#### Passage shown
Roosevelt “wants to dominate world politics,” Landon had told his audience, “just as he has dominated the Democratic party, and now seeks to dominate the record of all other Presidents by serving a life term. If I were Hitler, I would rather wage war against Mr. Roosevelt than against Mr. Willkie, because Roosevelt’s leadership, while more spectacular, is flighty.”

Upon being asked whether he was aware of this attack upon him, FDR responded: “Sure, sure, I know. That was vicious. Horrible.” The President’s mind, however, was still on what his friend Lehman had said (news that had made the front page of The New York Times) and on that paper’s editorial reaction to the Lehman speech—the Times having already declared for Willkie: “Well, all right. I mean that’s a damn good thing because that’s quoting the … front page of the Times against the editorial page of the Times [the President chuckled], which is very amusing.”

#### Data shown
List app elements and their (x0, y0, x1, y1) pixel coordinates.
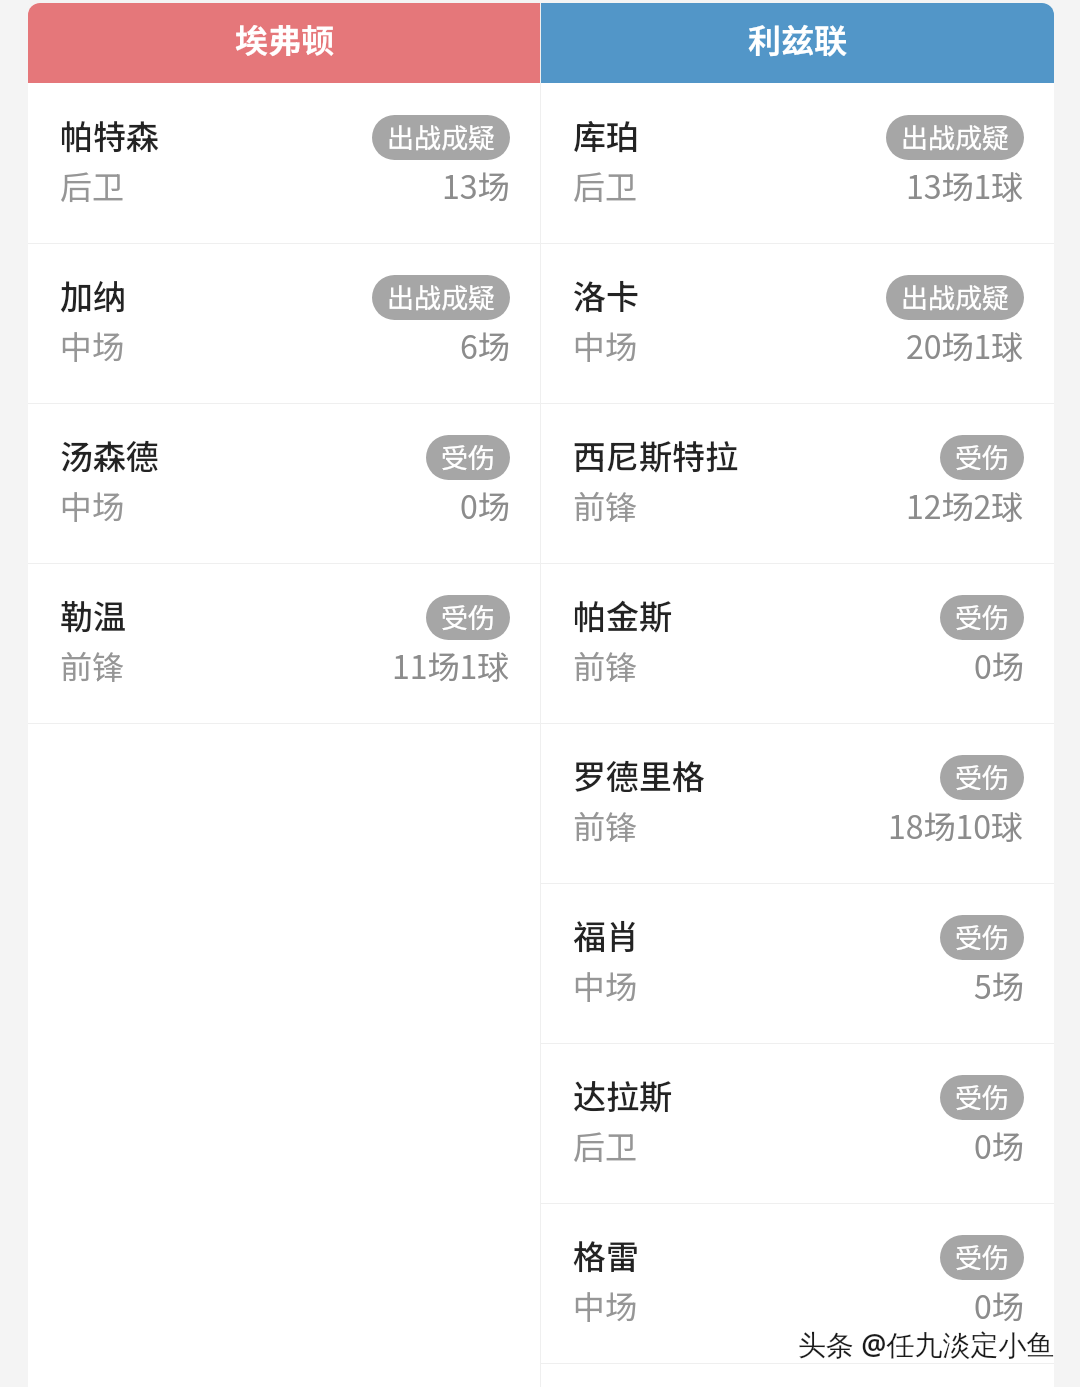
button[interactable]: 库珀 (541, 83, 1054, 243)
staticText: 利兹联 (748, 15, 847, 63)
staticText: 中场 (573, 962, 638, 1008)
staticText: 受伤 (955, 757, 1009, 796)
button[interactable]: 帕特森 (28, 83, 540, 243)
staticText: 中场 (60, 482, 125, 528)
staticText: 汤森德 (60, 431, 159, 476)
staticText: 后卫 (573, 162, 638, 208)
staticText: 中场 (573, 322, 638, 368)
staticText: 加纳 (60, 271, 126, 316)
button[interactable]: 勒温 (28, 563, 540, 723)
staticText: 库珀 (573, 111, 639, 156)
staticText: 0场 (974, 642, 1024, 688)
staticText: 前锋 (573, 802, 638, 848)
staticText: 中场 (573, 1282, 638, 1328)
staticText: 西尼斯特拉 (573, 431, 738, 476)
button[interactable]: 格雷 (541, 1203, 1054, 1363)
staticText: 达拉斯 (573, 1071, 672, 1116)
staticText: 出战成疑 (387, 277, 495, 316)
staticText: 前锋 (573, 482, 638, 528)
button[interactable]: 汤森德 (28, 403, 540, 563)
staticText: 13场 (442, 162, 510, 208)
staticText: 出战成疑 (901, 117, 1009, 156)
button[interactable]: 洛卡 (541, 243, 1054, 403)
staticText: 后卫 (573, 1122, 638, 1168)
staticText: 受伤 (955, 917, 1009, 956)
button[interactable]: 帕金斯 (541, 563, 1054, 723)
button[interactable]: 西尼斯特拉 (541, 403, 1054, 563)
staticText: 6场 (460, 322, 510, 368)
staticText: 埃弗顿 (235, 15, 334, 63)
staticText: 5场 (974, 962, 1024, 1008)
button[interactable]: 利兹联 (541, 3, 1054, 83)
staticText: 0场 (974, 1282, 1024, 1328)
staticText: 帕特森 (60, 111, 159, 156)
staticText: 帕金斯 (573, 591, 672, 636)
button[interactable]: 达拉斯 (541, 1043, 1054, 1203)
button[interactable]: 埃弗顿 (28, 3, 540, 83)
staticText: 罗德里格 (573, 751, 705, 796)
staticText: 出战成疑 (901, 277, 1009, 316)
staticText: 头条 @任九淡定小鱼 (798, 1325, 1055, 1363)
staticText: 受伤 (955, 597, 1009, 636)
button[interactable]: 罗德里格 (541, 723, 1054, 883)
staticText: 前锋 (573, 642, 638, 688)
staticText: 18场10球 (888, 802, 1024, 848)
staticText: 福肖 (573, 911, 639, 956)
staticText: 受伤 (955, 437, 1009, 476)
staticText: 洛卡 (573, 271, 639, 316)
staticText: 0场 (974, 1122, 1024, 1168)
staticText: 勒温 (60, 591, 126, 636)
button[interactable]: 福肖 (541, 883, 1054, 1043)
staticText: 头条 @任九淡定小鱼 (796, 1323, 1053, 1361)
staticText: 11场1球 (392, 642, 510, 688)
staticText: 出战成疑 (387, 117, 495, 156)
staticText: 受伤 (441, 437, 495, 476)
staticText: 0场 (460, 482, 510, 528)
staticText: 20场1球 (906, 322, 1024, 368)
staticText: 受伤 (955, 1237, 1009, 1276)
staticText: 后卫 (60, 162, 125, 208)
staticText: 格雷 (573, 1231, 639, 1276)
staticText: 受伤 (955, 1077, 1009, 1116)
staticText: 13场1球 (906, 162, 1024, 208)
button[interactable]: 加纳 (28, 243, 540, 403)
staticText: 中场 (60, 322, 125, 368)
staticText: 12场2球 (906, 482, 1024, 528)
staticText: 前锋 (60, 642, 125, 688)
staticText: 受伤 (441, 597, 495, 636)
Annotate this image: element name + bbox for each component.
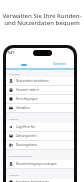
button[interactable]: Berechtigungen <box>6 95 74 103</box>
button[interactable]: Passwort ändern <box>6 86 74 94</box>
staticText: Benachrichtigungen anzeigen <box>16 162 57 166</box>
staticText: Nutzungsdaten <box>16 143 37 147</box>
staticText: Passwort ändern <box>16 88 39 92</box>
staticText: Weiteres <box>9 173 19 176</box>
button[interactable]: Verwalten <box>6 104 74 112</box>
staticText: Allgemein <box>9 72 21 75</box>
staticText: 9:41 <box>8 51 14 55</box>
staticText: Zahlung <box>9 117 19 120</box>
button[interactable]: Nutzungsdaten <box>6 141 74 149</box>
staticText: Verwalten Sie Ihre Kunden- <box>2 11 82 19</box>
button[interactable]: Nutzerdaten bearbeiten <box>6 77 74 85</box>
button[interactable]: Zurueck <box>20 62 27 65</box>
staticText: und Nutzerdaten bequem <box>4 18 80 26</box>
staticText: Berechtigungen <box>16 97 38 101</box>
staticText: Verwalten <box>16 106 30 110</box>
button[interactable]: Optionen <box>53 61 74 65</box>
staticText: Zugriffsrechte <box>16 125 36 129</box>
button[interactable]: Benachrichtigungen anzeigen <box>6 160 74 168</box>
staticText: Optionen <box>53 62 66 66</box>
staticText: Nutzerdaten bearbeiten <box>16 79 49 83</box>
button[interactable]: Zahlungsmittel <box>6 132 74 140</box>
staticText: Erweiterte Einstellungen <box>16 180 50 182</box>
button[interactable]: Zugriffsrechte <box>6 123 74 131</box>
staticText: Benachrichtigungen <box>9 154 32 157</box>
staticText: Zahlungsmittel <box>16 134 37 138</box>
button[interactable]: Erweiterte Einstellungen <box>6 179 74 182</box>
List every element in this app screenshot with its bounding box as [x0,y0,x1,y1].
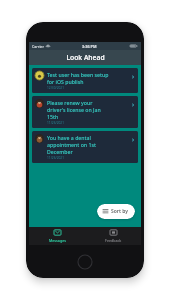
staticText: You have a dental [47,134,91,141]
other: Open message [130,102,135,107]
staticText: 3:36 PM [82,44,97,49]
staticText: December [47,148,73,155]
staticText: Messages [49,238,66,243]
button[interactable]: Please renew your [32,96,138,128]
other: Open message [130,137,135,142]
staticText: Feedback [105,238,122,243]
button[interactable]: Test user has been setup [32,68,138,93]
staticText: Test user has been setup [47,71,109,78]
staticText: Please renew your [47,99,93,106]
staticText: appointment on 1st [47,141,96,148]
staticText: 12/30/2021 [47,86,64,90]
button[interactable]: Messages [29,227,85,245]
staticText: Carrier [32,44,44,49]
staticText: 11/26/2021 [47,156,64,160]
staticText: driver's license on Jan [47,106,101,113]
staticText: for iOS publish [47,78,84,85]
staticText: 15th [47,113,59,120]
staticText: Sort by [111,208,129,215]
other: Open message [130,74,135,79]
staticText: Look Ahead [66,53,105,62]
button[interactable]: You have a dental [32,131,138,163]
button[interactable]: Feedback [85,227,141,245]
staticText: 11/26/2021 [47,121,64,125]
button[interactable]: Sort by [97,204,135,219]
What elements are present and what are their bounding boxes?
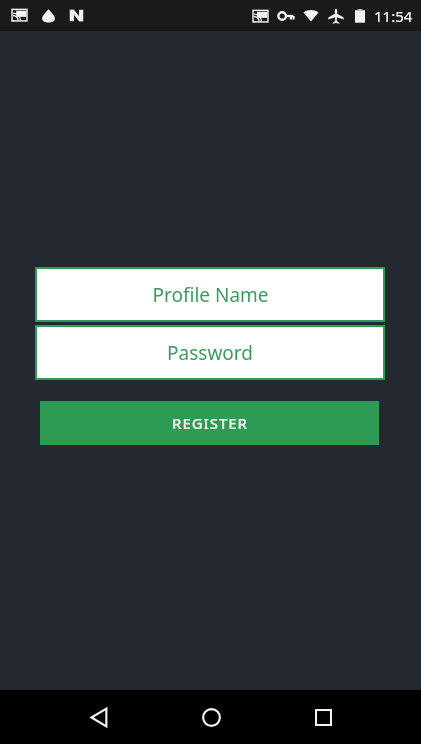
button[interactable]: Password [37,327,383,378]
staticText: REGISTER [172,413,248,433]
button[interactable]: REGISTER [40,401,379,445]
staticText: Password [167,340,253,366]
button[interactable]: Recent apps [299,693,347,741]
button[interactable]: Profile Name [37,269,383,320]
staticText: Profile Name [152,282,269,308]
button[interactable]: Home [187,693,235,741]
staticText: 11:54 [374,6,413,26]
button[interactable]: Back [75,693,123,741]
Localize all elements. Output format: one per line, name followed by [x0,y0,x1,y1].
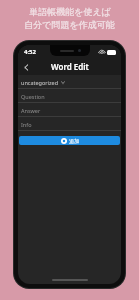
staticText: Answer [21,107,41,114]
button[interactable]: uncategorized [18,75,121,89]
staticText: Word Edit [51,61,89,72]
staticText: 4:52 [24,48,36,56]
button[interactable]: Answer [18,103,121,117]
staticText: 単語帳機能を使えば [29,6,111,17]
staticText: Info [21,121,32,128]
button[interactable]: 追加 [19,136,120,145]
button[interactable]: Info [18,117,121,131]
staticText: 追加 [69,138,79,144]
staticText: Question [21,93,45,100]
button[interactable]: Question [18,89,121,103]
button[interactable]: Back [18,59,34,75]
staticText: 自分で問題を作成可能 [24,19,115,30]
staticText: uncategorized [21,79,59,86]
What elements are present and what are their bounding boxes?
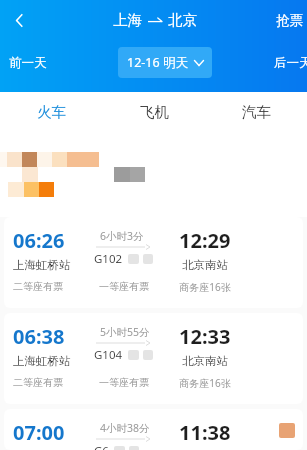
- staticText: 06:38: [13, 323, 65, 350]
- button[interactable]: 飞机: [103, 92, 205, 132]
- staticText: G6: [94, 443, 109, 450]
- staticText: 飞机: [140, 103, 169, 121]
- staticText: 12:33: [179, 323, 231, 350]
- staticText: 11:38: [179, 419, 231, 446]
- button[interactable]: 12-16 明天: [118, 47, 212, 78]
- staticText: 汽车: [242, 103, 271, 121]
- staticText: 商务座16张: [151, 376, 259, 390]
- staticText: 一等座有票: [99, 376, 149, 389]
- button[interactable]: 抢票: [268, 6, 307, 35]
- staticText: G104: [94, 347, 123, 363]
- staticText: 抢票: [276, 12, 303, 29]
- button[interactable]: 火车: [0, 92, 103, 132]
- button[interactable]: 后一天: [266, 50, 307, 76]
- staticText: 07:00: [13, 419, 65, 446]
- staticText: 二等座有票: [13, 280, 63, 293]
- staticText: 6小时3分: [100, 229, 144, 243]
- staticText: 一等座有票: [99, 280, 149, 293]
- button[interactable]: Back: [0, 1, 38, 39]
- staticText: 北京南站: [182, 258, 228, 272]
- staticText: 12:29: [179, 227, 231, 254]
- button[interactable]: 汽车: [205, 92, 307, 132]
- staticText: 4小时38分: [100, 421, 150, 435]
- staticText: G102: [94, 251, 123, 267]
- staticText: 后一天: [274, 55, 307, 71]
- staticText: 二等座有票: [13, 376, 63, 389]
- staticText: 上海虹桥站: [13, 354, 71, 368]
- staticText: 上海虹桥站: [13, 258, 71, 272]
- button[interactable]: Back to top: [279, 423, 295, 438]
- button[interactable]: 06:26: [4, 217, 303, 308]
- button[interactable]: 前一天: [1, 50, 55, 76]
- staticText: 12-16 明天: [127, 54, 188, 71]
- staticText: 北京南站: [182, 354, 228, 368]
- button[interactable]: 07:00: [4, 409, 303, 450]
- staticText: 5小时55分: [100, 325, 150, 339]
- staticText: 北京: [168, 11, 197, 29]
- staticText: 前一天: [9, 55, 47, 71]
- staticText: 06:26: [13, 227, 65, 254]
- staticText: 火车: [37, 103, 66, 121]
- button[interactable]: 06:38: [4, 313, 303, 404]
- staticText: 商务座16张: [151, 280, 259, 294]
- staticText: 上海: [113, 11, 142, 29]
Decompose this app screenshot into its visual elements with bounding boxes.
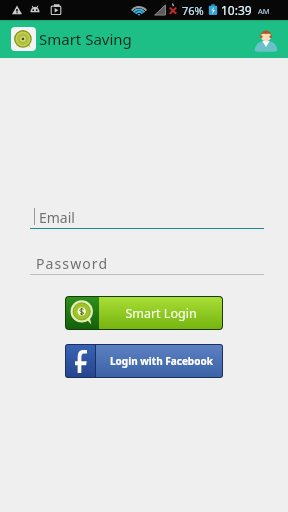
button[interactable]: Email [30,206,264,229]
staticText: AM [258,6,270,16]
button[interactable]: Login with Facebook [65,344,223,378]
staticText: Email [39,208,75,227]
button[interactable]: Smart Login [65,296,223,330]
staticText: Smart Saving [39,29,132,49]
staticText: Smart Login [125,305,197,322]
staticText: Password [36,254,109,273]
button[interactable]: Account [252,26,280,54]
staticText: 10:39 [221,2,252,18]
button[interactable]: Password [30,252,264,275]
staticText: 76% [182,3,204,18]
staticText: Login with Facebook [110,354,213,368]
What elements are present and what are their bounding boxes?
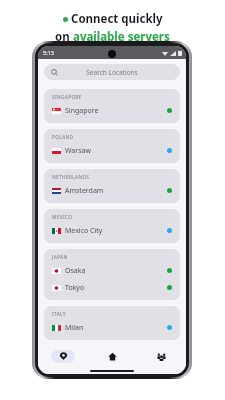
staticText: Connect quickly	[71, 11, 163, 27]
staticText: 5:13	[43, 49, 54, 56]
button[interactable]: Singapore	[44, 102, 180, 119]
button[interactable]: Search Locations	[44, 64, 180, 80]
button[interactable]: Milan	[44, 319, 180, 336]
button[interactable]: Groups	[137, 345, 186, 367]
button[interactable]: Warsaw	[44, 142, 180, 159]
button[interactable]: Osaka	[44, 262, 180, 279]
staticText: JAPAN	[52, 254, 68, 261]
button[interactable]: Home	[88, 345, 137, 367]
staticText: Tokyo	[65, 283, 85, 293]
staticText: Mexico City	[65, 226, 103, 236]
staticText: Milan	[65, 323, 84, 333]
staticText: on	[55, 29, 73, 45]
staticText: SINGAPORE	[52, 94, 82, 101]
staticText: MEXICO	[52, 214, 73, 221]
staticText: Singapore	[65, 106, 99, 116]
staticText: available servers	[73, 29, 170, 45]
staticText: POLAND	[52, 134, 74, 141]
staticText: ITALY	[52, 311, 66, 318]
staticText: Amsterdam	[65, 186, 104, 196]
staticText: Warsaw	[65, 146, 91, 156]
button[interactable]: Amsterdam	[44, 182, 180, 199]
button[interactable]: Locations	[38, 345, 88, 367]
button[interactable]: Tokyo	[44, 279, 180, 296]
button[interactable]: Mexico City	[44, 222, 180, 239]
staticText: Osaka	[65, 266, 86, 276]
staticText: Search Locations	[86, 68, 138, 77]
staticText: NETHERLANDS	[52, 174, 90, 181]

#### Job A
In the passage about Roosevelt and Landon, which candidate had The New York Times already declared for?
#### Job B
Return everything in the records from the line containing "button[interactable]: 库珀 (541, 83, 1054, 243)" down to the line containing "staticText: 中场 (573, 1282, 638, 1328)", reproducing each line exactly.

#### Expected answer A
Willkie

#### Expected answer B
button[interactable]: 库珀 (541, 83, 1054, 243)
staticText: 利兹联 (748, 15, 847, 63)
staticText: 中场 (573, 962, 638, 1008)
staticText: 受伤 (955, 757, 1009, 796)
button[interactable]: 帕特森 (28, 83, 540, 243)
staticText: 中场 (60, 482, 125, 528)
staticText: 汤森德 (60, 431, 159, 476)
staticText: 后卫 (573, 162, 638, 208)
staticText: 中场 (573, 322, 638, 368)
staticText: 加纳 (60, 271, 126, 316)
button[interactable]: 勒温 (28, 563, 540, 723)
staticText: 库珀 (573, 111, 639, 156)
staticText: 0场 (974, 642, 1024, 688)
staticText: 前锋 (573, 802, 638, 848)
staticText: 中场 (573, 1282, 638, 1328)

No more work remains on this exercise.